DATASET EXCERPTS:

- Opening Delimiter -

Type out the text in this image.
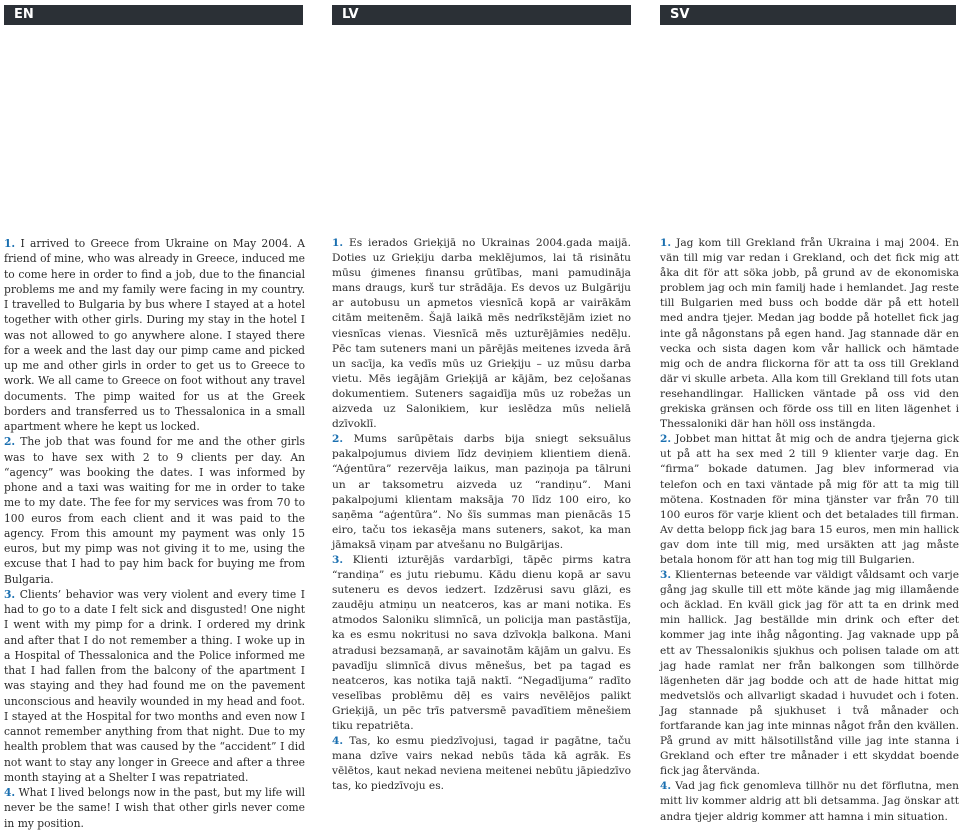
EN	LV	SV

1. I arrived to Greece from Ukraine on May 2004. A friend of mine, who was already in Greece, induced me to come here in order to find a job, due to the financial problems me and my family were facing in my country. I travelled to Bulgaria by bus where I stayed at a hotel together with other girls. During my stay in the hotel I was not allowed to go anywhere alone. I stayed there for a week and the last day our pimp came and picked up me and other girls in order to get us to Greece to work. We all came to Greece on foot without any travel documents. The pimp waited for us at the Greek borders and transferred us to Thessalonica in a small apartment where he kept us locked.

2. The job that was found for me and the other girls was to have sex with 2 to 9 clients per day. An “agency” was booking the dates. I was informed by phone and a taxi was waiting for me in order to take me to my date. The fee for my services was from 70 to 100 euros from each client and it was paid to the agency. From this amount my payment was only 15 euros, but my pimp was not giving it to me, using the excuse that I had to pay him back for buying me from Bulgaria.

3. Clients’ behavior was very violent and every time I had to go to a date I felt sick and disgusted! One night I went with my pimp for a drink. I ordered my drink and after that I do not remember a thing. I woke up in a Hospital of Thessalonica and the Police informed me that I had fallen from the balcony of the apartment I was staying and they had found me on the pavement unconscious and heavily wounded in my head and foot. I stayed at the Hospital for two months and even now I cannot remember anything from that night. Due to my health problem that was caused by the “accident” I did not want to stay any longer in Greece and after a three month staying at a Shelter I was repatriated.

4. What I lived belongs now in the past, but my life will never be the same! I wish that other girls never come in my position.

1. Es ierados Grieķijā no Ukrainas 2004.gada maijā. Doties uz Grieķiju darba meklējumos, lai tā risinātu mūsu ģimenes finansu grūtības, mani pamudināja mans draugs, kurš tur strādāja. Es devos uz Bulgāriju ar autobusu un apmetos viesnīcā kopā ar vairākām citām meitenēm. Šajā laikā mēs nedrīkstējām iziet no viesnīcas vienas. Viesnīcā mēs uzturējāmies nedēļu. Pēc tam suteners mani un pārējās meitenes izveda ārā un sacīja, ka vedīs mūs uz Grieķiju – uz mūsu darba vietu. Mēs iegājām Grieķijā ar kājām, bez ceļošanas dokumentiem. Suteners sagaidīja mūs uz robežas un aizveda uz Salonikiem, kur ieslēdza mūs nelielā dzīvoklī.

2. Mums sarūpētais darbs bija sniegt seksuālus pakalpojumus diviem līdz deviņiem klientiem dienā. “Aģentūra” rezervēja laikus, man paziņoja pa tālruni un ar taksometru aizveda uz “randiņu”. Mani pakalpojumi klientam maksāja 70 līdz 100 eiro, ko saņēma “aģentūra”. No šīs summas man pienācās 15 eiro, taču tos iekasēja mans suteners, sakot, ka man jāmaksā viņam par atvešanu no Bulgārijas.

3. Klienti izturējās vardarbīgi, tāpēc pirms katra “randiņa” es jutu riebumu. Kādu dienu kopā ar savu suteneru es devos iedzert. Izdzērusi savu glāzi, es zaudēju atmiņu un neatceros, kas ar mani notika. Es atmodos Saloniku slimnīcā, un policija man pastāstīja, ka es esmu nokritusi no sava dzīvokļa balkona. Mani atradusi bezsamaņā, ar savainotām kājām un galvu. Es pavadīju slimnīcā divus mēnešus, bet pa tagad es neatceros, kas notika tajā naktī. “Negadījuma” radīto veselības problēmu dēļ es vairs nevēlējos palikt Grieķijā, un pēc trīs patversmē pavadītiem mēnešiem tiku repatriēta.

4. Tas, ko esmu piedzīvojusi, tagad ir pagātne, taču mana dzīve vairs nekad nebūs tāda kā agrāk. Es vēlētos, kaut nekad neviena meitenei nebūtu jāpiedzīvo tas, ko piedzīvoju es.

1. Jag kom till Grekland från Ukraina i maj 2004. En vän till mig var redan i Grekland, och det fick mig att åka dit för att söka jobb, på grund av de ekonomiska problem jag och min familj hade i hemlandet. Jag reste till Bulgarien med buss och bodde där på ett hotell med andra tjejer. Medan jag bodde på hotellet fick jag inte gå någonstans på egen hand. Jag stannade där en vecka och sista dagen kom vår hallick och hämtade mig och de andra flickorna för att ta oss till Grekland där vi skulle arbeta. Alla kom till Grekland till fots utan resehandlingar. Hallicken väntade på oss vid den grekiska gränsen och förde oss till en liten lägenhet i Thessaloniki där han höll oss instängda.

2. Jobbet man hittat åt mig och de andra tjejerna gick ut på att ha sex med 2 till 9 klienter varje dag. En “firma” bokade datumen. Jag blev informerad via telefon och en taxi väntade på mig för att ta mig till mötena. Kostnaden för mina tjänster var från 70 till 100 euros för varje klient och det betalades till firman. Av detta belopp fick jag bara 15 euros, men min hallick gav dom inte till mig, med ursäkten att jag måste betala honom för att han tog mig till Bulgarien.

3. Klienternas beteende var väldigt våldsamt och varje gång jag skulle till ett möte kände jag mig illamående och äcklad. En kväll gick jag för att ta en drink med min hallick. Jag beställde min drink och efter det kommer jag inte ihåg någonting. Jag vaknade upp på ett av Thessalonikis sjukhus och polisen talade om att jag hade ramlat ner från balkongen som tillhörde lägenheten där jag bodde och att de hade hittat mig medvetslös och allvarligt skadad i huvudet och i foten. Jag stannade på sjukhuset i två månader och fortfarande kan jag inte minnas något från den kvällen. På grund av mitt hälsotillstånd ville jag inte stanna i Grekland och efter tre månader i ett skyddat boende fick jag återvända.

4. Vad jag fick genomleva tillhör nu det förflutna, men mitt liv kommer aldrig att bli detsamma. Jag önskar att andra tjejer aldrig kommer att hamna i min situation.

- Closing Delimiter -

DESCRIPTION OF THE TASK: Output every record above exactly as written, but skip the pictures.

SOLUTION:
Type out the text in this image.
EN	LV	SV

1. I arrived to Greece from Ukraine on May 2004. A friend of mine, who was already in Greece, induced me to come here in order to find a job, due to the financial problems me and my family were facing in my country. I travelled to Bulgaria by bus where I stayed at a hotel together with other girls. During my stay in the hotel I was not allowed to go anywhere alone. I stayed there for a week and the last day our pimp came and picked up me and other girls in order to get us to Greece to work. We all came to Greece on foot without any travel documents. The pimp waited for us at the Greek borders and transferred us to Thessalonica in a small apartment where he kept us locked.

2. The job that was found for me and the other girls was to have sex with 2 to 9 clients per day. An “agency” was booking the dates. I was informed by phone and a taxi was waiting for me in order to take me to my date. The fee for my services was from 70 to 100 euros from each client and it was paid to the agency. From this amount my payment was only 15 euros, but my pimp was not giving it to me, using the excuse that I had to pay him back for buying me from Bulgaria.

3. Clients’ behavior was very violent and every time I had to go to a date I felt sick and disgusted! One night I went with my pimp for a drink. I ordered my drink and after that I do not remember a thing. I woke up in a Hospital of Thessalonica and the Police informed me that I had fallen from the balcony of the apartment I was staying and they had found me on the pavement unconscious and heavily wounded in my head and foot. I stayed at the Hospital for two months and even now I cannot remember anything from that night. Due to my health problem that was caused by the “accident” I did not want to stay any longer in Greece and after a three month staying at a Shelter I was repatriated.

4. What I lived belongs now in the past, but my life will never be the same! I wish that other girls never come in my position.

1. Es ierados Grieķijā no Ukrainas 2004.gada maijā. Doties uz Grieķiju darba meklējumos, lai tā risinātu mūsu ģimenes finansu grūtības, mani pamudināja mans draugs, kurš tur strādāja. Es devos uz Bulgāriju ar autobusu un apmetos viesnīcā kopā ar vairākām citām meitenēm. Šajā laikā mēs nedrīkstējām iziet no viesnīcas vienas. Viesnīcā mēs uzturējāmies nedēļu. Pēc tam suteners mani un pārējās meitenes izveda ārā un sacīja, ka vedīs mūs uz Grieķiju – uz mūsu darba vietu. Mēs iegājām Grieķijā ar kājām, bez ceļošanas dokumentiem. Suteners sagaidīja mūs uz robežas un aizveda uz Salonikiem, kur ieslēdza mūs nelielā dzīvoklī.

2. Mums sarūpētais darbs bija sniegt seksuālus pakalpojumus diviem līdz deviņiem klientiem dienā. “Aģentūra” rezervēja laikus, man paziņoja pa tālruni un ar taksometru aizveda uz “randiņu”. Mani pakalpojumi klientam maksāja 70 līdz 100 eiro, ko saņēma “aģentūra”. No šīs summas man pienācās 15 eiro, taču tos iekasēja mans suteners, sakot, ka man jāmaksā viņam par atvešanu no Bulgārijas.

3. Klienti izturējās vardarbīgi, tāpēc pirms katra “randiņa” es jutu riebumu. Kādu dienu kopā ar savu suteneru es devos iedzert. Izdzērusi savu glāzi, es zaudēju atmiņu un neatceros, kas ar mani notika. Es atmodos Saloniku slimnīcā, un policija man pastāstīja, ka es esmu nokritusi no sava dzīvokļa balkona. Mani atradusi bezsamaņā, ar savainotām kājām un galvu. Es pavadīju slimnīcā divus mēnešus, bet pa tagad es neatceros, kas notika tajā naktī. “Negadījuma” radīto veselības problēmu dēļ es vairs nevēlējos palikt Grieķijā, un pēc trīs patversmē pavadītiem mēnešiem tiku repatriēta.

4. Tas, ko esmu piedzīvojusi, tagad ir pagātne, taču mana dzīve vairs nekad nebūs tāda kā agrāk. Es vēlētos, kaut nekad neviena meitenei nebūtu jāpiedzīvo tas, ko piedzīvoju es.

1. Jag kom till Grekland från Ukraina i maj 2004. En vän till mig var redan i Grekland, och det fick mig att åka dit för att söka jobb, på grund av de ekonomiska problem jag och min familj hade i hemlandet. Jag reste till Bulgarien med buss och bodde där på ett hotell med andra tjejer. Medan jag bodde på hotellet fick jag inte gå någonstans på egen hand. Jag stannade där en vecka och sista dagen kom vår hallick och hämtade mig och de andra flickorna för att ta oss till Grekland där vi skulle arbeta. Alla kom till Grekland till fots utan resehandlingar. Hallicken väntade på oss vid den grekiska gränsen och förde oss till en liten lägenhet i Thessaloniki där han höll oss instängda.

2. Jobbet man hittat åt mig och de andra tjejerna gick ut på att ha sex med 2 till 9 klienter varje dag. En “firma” bokade datumen. Jag blev informerad via telefon och en taxi väntade på mig för att ta mig till mötena. Kostnaden för mina tjänster var från 70 till 100 euros för varje klient och det betalades till firman. Av detta belopp fick jag bara 15 euros, men min hallick gav dom inte till mig, med ursäkten att jag måste betala honom för att han tog mig till Bulgarien.

3. Klienternas beteende var väldigt våldsamt och varje gång jag skulle till ett möte kände jag mig illamående och äcklad. En kväll gick jag för att ta en drink med min hallick. Jag beställde min drink och efter det kommer jag inte ihåg någonting. Jag vaknade upp på ett av Thessalonikis sjukhus och polisen talade om att jag hade ramlat ner från balkongen som tillhörde lägenheten där jag bodde och att de hade hittat mig medvetslös och allvarligt skadad i huvudet och i foten. Jag stannade på sjukhuset i två månader och fortfarande kan jag inte minnas något från den kvällen. På grund av mitt hälsotillstånd ville jag inte stanna i Grekland och efter tre månader i ett skyddat boende fick jag återvända.

4. Vad jag fick genomleva tillhör nu det förflutna, men mitt liv kommer aldrig att bli detsamma. Jag önskar att andra tjejer aldrig kommer att hamna i min situation.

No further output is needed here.